_TASK BRIEF:_
Your task is to transcribe all of the data below exactly, omitting the images.

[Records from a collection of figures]
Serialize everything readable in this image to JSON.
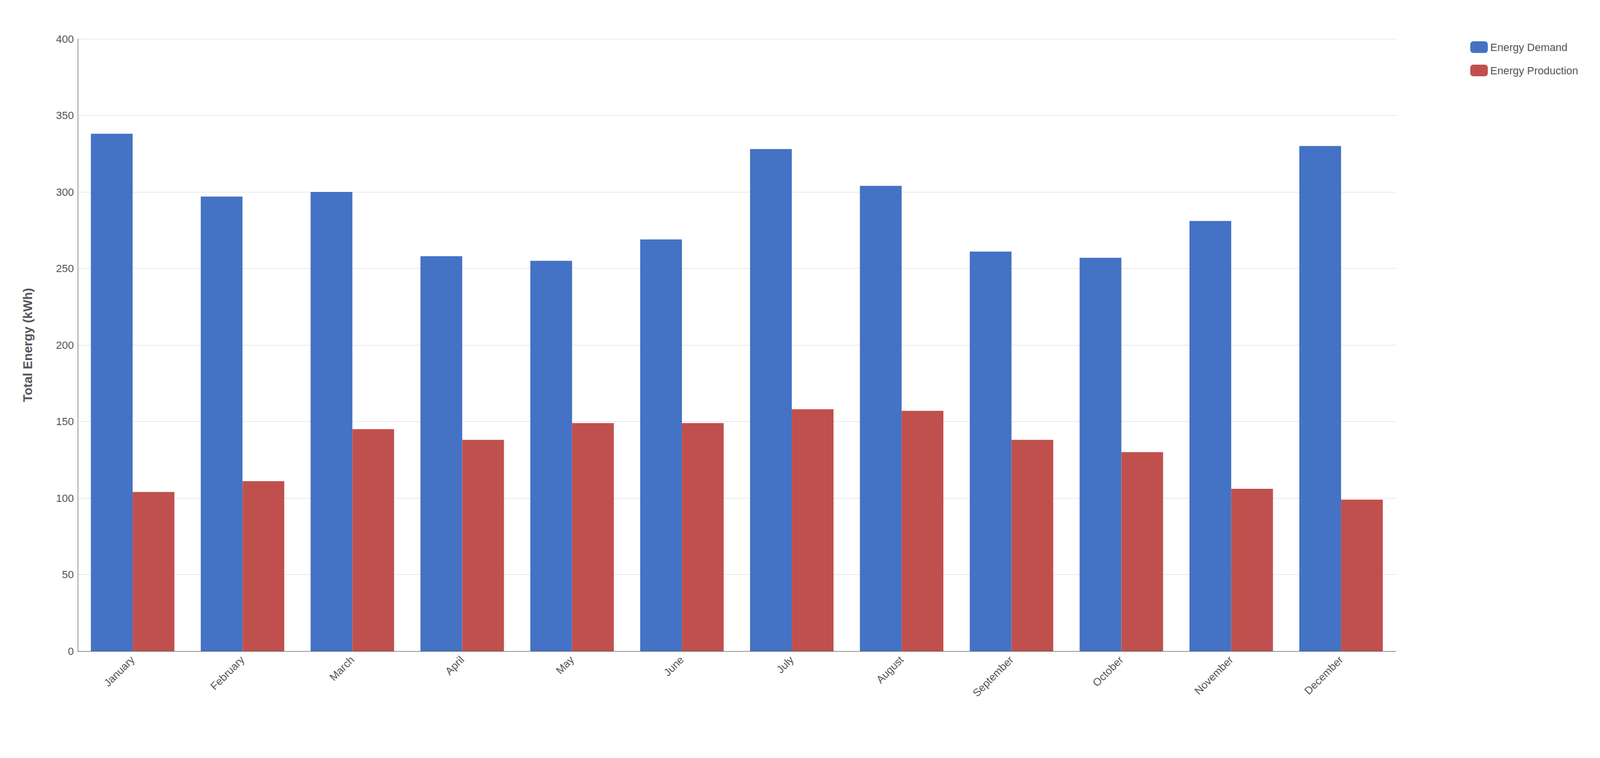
{
  "chart_data": {
    "type": "bar",
    "categories": [
      "January",
      "February",
      "March",
      "April",
      "May",
      "June",
      "July",
      "August",
      "September",
      "October",
      "November",
      "December"
    ],
    "series": [
      {
        "name": "Energy Demand",
        "color": "#4472C4",
        "values": [
          338,
          297,
          300,
          258,
          255,
          269,
          328,
          304,
          261,
          257,
          281,
          330
        ]
      },
      {
        "name": "Energy Production",
        "color": "#C0504D",
        "values": [
          104,
          111,
          145,
          138,
          149,
          149,
          158,
          157,
          138,
          130,
          106,
          99
        ]
      }
    ],
    "ylabel": "Total Energy (kWh)",
    "ylim": [
      0,
      400
    ],
    "yticks": [
      0,
      50,
      100,
      150,
      200,
      250,
      300,
      350,
      400
    ],
    "grid": true,
    "legend": "right"
  }
}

_WRITTEN ANSWER:_
Serialize everything readable in this image to JSON.
{
  "chart_data": {
    "type": "bar",
    "categories": [
      "January",
      "February",
      "March",
      "April",
      "May",
      "June",
      "July",
      "August",
      "September",
      "October",
      "November",
      "December"
    ],
    "series": [
      {
        "name": "Energy Demand",
        "color": "#4472C4",
        "values": [
          338,
          297,
          300,
          258,
          255,
          269,
          328,
          304,
          261,
          257,
          281,
          330
        ]
      },
      {
        "name": "Energy Production",
        "color": "#C0504D",
        "values": [
          104,
          111,
          145,
          138,
          149,
          149,
          158,
          157,
          138,
          130,
          106,
          99
        ]
      }
    ],
    "ylabel": "Total Energy (kWh)",
    "ylim": [
      0,
      400
    ],
    "yticks": [
      0,
      50,
      100,
      150,
      200,
      250,
      300,
      350,
      400
    ],
    "grid": true,
    "legend": "right"
  }
}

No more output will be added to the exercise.